## [What you need to do]
State how many lines of the entries hold the string "pénible". Reply with the number alone.

## [The input]
+-------+

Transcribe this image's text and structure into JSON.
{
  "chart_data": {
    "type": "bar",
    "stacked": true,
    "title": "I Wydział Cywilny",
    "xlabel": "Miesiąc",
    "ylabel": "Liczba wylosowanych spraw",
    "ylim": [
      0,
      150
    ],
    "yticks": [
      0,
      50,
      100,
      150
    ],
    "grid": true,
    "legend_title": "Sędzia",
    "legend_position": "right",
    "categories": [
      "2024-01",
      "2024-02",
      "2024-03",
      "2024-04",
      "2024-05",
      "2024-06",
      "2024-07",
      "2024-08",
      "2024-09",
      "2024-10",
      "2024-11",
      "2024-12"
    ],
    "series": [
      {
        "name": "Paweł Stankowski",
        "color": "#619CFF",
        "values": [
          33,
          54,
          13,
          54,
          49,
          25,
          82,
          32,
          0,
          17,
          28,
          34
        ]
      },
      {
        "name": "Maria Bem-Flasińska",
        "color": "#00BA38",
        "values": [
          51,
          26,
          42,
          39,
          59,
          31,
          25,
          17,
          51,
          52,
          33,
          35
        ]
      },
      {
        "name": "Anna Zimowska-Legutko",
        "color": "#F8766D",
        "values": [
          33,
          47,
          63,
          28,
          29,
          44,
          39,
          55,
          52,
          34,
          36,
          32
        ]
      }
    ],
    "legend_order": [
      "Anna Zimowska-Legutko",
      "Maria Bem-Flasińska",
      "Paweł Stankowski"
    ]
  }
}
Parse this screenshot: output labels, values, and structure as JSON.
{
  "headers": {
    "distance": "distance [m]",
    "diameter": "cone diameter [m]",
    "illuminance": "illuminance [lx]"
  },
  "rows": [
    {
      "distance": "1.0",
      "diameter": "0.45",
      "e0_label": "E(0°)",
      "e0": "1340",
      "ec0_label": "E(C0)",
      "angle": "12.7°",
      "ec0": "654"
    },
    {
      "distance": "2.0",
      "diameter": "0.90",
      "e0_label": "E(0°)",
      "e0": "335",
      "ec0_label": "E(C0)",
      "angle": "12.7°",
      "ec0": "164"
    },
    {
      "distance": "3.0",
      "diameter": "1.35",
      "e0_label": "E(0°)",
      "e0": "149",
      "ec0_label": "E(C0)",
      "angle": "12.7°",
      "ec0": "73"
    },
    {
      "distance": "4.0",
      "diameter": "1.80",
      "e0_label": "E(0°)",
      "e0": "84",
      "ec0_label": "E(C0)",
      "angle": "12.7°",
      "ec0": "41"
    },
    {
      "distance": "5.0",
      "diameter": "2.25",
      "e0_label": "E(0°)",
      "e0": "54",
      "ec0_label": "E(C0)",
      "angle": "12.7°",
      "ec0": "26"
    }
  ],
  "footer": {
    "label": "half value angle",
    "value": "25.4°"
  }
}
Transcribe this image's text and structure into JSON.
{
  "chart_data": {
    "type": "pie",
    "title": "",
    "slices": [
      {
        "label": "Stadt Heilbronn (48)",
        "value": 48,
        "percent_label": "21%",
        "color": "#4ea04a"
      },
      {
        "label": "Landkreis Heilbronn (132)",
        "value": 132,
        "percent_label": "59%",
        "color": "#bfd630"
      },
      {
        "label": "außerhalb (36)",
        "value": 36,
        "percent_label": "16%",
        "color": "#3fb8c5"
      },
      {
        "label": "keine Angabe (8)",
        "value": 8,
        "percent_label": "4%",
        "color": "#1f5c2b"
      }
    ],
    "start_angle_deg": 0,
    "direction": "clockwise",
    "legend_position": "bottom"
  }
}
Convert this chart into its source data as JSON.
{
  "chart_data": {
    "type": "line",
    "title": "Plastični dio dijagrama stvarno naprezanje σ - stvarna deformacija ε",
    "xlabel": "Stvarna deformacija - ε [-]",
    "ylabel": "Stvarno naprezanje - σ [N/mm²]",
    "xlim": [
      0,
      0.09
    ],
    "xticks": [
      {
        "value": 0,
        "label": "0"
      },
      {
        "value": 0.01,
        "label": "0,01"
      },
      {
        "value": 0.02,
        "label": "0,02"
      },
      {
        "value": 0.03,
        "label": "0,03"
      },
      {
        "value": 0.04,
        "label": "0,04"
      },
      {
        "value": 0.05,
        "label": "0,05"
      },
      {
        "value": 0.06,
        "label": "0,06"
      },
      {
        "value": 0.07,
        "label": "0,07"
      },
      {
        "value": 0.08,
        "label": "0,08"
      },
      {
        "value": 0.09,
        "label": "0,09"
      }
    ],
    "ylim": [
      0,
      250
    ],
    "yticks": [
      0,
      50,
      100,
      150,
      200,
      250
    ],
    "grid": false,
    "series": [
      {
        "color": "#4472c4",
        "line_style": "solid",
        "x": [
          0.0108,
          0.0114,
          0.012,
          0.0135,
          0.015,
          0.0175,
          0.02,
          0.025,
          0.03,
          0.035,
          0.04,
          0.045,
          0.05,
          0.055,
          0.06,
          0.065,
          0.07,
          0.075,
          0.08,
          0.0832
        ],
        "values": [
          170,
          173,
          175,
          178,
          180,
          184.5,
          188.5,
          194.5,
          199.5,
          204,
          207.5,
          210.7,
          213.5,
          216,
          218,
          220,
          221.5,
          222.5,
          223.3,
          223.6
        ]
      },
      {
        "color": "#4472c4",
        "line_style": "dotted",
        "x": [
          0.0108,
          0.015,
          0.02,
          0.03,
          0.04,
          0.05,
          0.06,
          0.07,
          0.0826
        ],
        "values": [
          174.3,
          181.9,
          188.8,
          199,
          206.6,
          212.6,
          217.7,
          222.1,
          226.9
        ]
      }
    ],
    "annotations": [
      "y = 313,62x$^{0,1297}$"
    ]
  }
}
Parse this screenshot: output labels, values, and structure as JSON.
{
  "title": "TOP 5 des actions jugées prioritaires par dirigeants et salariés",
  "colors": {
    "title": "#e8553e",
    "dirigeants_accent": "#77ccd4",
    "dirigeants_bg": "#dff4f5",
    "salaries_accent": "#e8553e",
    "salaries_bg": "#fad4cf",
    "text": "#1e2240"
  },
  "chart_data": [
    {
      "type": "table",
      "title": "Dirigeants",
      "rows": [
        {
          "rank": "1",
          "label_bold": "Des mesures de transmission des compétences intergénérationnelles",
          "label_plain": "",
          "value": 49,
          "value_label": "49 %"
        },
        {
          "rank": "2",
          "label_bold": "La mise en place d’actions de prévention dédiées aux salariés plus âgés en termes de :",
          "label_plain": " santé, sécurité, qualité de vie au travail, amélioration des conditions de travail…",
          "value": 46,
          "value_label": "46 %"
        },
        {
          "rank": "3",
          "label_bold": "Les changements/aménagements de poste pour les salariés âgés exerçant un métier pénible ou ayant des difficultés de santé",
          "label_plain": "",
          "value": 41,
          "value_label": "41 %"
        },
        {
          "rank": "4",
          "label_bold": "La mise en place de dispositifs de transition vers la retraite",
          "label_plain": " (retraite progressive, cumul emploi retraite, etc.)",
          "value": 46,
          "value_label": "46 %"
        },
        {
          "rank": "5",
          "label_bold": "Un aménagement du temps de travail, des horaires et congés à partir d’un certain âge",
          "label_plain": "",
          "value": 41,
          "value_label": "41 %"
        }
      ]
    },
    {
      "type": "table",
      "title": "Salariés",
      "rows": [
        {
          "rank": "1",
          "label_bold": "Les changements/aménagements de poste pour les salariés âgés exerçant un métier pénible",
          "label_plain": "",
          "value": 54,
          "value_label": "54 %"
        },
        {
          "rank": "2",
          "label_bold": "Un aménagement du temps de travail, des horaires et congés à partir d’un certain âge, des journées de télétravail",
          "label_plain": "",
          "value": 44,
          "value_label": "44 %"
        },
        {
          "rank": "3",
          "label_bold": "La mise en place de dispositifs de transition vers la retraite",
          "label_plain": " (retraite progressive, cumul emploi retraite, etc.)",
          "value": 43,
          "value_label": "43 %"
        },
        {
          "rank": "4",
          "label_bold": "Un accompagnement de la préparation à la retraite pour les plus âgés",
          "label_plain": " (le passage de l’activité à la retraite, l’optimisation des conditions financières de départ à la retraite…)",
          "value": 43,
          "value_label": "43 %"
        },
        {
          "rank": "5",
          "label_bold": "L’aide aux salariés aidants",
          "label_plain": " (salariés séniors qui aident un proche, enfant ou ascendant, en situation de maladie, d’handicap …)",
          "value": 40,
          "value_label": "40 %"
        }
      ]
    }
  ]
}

+-------+

## [Written solution]
2